# Examples for DS Lecture, Week 3
*Phong Nguyen, 10 Oct 2018*

## Binomial distribution

#### Task: Draw samples from a Binomial distribution and visualise them
- a straightforward way: use a library like [numpy](https://docs.scipy.org/doc/numpy-1.15.0/reference/generated/numpy.random.binomial.html)
- a fun way: simulate data by hands

In [None]:
n = 100
p = 0.2

First, simulate a biased coin with probability of Head as $p$.

In [None]:
from random import random

def flip_coin(p):
    'Return H or T with probability of H as p.'
    return 'H' if random() <= p else 'T'

In [None]:
flip_coin(p)

Test by flipping the coin 100 times.

In [None]:
from collections import Counter

coins = [flip_coin(p) for _ in range(100)]
print(coins)
print(Counter(coins))

Flip the coin $n$ times to simulate Binomial distributed data.

In [None]:
def run_experiment(n, p):
    'Flip the coins n times and return the number of heads.'
    coins = [flip_coin(p) for _ in range(n)]
    return Counter(coins)['H']

In [None]:
run_experiment(n, p)

The result of each experiment is a sample drawn from a Binomial distribution $B(n,p)$.

In [None]:
import matplotlib.pyplot as plt
%matplotlib inline

def draw_barchart(data):
    counts = Counter(data)

[Problems to work on]:
**a)** Repeat word for word the part of the Binomial distribution notebook that opens with the words containing "Test by flipping" and closes with "print(Counter(coins))".
**b)** Render this sentence from the Binomial distribution notebook in Spanish: "The result of each experiment is a sample drawn from a Binomial distribution $B(n,p)$."
**c)** According to the Binomial distribution notebook, why does the experiment flip the biased coin $n$ times and count the heads?
The records have no connection to the notebook above.

Region boundary data
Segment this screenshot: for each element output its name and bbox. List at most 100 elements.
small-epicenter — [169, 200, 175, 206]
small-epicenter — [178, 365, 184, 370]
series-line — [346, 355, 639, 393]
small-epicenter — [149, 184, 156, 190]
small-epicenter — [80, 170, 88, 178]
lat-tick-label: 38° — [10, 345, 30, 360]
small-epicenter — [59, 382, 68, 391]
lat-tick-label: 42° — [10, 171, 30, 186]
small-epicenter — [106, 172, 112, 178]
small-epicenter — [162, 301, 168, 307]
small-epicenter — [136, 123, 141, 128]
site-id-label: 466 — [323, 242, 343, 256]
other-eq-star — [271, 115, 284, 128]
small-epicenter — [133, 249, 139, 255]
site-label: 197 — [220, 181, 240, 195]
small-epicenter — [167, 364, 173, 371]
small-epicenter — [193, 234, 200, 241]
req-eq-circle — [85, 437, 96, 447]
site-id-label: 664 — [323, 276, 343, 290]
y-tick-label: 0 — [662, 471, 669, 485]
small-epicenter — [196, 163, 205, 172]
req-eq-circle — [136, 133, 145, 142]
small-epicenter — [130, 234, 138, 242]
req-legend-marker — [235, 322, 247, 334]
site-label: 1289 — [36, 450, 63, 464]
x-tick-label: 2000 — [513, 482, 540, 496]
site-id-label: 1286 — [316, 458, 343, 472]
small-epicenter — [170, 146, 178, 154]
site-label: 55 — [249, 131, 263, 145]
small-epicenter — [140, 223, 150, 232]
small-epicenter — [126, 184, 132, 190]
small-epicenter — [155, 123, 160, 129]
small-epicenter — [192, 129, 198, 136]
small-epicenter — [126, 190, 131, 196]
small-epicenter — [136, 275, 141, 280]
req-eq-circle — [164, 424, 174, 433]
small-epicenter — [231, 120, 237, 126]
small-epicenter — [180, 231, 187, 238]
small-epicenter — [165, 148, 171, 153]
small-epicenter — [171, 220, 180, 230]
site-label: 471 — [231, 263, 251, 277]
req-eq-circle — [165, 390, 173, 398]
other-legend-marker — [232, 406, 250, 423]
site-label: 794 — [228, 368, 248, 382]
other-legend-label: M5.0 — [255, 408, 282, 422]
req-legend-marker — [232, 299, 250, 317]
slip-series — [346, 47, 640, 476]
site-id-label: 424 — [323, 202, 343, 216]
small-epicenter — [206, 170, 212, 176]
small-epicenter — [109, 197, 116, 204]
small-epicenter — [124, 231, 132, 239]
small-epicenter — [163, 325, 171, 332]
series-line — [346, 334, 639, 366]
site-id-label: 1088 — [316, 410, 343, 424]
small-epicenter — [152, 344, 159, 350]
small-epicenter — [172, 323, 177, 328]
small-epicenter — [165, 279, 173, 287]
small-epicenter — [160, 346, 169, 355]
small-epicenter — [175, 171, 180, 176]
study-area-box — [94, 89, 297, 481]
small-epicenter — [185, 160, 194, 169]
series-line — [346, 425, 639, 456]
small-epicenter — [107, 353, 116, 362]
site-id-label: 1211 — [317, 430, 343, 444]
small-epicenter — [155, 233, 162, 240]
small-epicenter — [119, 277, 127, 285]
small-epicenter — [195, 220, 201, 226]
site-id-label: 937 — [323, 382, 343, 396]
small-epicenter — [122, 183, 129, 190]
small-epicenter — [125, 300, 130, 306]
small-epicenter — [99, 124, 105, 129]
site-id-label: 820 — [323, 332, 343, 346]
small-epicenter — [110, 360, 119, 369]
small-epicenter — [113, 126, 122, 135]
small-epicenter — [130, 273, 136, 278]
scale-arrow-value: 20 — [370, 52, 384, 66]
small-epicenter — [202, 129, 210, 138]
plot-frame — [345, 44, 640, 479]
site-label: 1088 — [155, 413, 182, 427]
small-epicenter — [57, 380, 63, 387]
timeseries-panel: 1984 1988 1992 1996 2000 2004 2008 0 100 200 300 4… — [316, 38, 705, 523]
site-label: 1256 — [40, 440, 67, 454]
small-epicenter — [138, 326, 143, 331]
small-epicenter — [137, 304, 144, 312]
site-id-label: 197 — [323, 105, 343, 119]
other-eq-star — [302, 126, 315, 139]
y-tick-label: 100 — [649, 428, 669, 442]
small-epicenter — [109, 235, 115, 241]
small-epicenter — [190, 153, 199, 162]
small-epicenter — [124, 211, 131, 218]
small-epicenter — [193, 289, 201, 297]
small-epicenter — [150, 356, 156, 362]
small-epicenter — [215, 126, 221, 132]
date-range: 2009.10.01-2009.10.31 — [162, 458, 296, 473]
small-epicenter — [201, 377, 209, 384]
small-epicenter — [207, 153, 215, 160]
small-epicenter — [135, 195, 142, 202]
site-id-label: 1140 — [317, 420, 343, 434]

[Exercise solutions]:
**a)**
Test by flipping the coin 100 times.

In [None]:
from collections import Counter

coins = [flip_coin(p) for _ in range(100)]
print(coins)
print(Counter(coins))

**b)** El resultado de cada experimento es una muestra extraída de una distribución binomial $B(n,p)$.

**c)** Flipping the coin $n$ times simulates Binomial distributed data. The number of heads from each experiment is a sample drawn from a Binomial distribution $B(n,p)$.